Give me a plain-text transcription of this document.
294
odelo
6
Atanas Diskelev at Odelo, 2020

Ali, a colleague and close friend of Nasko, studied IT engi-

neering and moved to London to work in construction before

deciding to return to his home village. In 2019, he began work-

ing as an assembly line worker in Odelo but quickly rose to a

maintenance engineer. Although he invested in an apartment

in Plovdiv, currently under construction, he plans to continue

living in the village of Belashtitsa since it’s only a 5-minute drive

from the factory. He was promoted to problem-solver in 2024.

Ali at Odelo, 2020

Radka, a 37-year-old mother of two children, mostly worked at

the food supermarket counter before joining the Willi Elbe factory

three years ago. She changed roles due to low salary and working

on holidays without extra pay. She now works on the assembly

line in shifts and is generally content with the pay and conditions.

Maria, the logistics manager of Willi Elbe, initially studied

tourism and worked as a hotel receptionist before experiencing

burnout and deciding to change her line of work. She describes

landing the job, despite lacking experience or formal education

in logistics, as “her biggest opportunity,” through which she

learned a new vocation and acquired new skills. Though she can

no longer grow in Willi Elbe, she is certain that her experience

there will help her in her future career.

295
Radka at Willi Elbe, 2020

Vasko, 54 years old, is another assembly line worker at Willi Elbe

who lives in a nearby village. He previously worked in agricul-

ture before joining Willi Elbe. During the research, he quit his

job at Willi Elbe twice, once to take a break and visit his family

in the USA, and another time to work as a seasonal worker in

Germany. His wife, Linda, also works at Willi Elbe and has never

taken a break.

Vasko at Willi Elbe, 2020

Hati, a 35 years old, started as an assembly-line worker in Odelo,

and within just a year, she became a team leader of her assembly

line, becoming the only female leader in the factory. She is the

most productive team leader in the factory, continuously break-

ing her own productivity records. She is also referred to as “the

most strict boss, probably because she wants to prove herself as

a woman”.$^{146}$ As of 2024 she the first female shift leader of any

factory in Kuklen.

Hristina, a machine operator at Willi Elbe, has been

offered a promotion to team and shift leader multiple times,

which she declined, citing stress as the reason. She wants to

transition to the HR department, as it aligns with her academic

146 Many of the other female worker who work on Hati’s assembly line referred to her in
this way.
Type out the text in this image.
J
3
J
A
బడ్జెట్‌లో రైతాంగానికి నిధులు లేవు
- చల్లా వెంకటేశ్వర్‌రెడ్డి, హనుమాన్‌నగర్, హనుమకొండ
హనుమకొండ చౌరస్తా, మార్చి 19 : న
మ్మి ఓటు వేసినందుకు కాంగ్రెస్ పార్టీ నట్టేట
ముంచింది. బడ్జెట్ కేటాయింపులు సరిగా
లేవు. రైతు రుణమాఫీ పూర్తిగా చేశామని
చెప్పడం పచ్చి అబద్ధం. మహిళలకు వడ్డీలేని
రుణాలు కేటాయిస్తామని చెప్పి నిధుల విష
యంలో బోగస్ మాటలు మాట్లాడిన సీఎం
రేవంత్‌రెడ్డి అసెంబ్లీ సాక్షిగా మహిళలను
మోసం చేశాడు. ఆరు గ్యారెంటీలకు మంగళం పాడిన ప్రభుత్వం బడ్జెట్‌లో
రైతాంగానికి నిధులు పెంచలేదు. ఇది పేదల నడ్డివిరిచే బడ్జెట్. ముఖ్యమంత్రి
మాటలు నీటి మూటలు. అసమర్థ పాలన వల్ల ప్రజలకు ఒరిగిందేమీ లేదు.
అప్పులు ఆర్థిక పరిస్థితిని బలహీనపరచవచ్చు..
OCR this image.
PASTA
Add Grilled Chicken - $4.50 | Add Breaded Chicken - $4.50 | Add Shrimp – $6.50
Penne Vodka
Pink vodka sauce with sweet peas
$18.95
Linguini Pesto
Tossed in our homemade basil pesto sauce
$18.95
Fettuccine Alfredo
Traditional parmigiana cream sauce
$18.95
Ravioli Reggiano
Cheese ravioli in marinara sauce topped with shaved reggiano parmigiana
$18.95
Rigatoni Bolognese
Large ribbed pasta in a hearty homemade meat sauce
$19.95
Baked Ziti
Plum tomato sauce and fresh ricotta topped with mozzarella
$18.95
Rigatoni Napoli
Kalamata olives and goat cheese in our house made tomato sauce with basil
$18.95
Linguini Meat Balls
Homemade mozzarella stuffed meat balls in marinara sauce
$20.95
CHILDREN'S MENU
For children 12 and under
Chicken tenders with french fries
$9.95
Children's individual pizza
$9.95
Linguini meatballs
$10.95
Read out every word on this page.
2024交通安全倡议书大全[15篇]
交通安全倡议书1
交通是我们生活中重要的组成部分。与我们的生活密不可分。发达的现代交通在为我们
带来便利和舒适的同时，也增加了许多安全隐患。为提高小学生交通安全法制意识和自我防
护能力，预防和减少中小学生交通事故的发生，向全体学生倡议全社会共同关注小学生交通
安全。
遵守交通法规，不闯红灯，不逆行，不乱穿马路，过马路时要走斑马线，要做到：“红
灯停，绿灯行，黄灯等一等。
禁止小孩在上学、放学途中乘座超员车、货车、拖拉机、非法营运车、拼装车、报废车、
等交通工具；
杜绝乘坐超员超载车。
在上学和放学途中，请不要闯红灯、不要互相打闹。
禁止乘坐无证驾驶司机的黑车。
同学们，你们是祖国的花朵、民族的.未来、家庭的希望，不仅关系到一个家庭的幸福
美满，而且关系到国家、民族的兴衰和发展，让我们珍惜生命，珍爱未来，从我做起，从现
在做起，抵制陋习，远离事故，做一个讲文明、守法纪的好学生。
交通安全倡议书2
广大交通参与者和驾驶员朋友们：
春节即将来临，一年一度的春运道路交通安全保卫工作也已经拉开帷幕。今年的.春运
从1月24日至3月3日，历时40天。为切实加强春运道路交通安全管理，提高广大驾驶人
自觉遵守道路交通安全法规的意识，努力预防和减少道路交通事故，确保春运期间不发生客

───

[PROBLEM REQUIREMENTS]
Copy out every line where the word "Elbe" occurs.

[EXERCISE RESULT]
the food supermarket counter before joining the Willi Elbe factory
Maria, the logistics manager of Willi Elbe, initially studied
no longer grow in Willi Elbe, she is certain that her experience
Radka at Willi Elbe, 2020
Vasko, 54 years old, is another assembly line worker at Willi Elbe
ture before joining Willi Elbe. During the research, he quit his
job at Willi Elbe twice, once to take a break and visit his family
Germany. His wife, Linda, also works at Willi Elbe and has never
Vasko at Willi Elbe, 2020
Hristina, a machine operator at Willi Elbe, has been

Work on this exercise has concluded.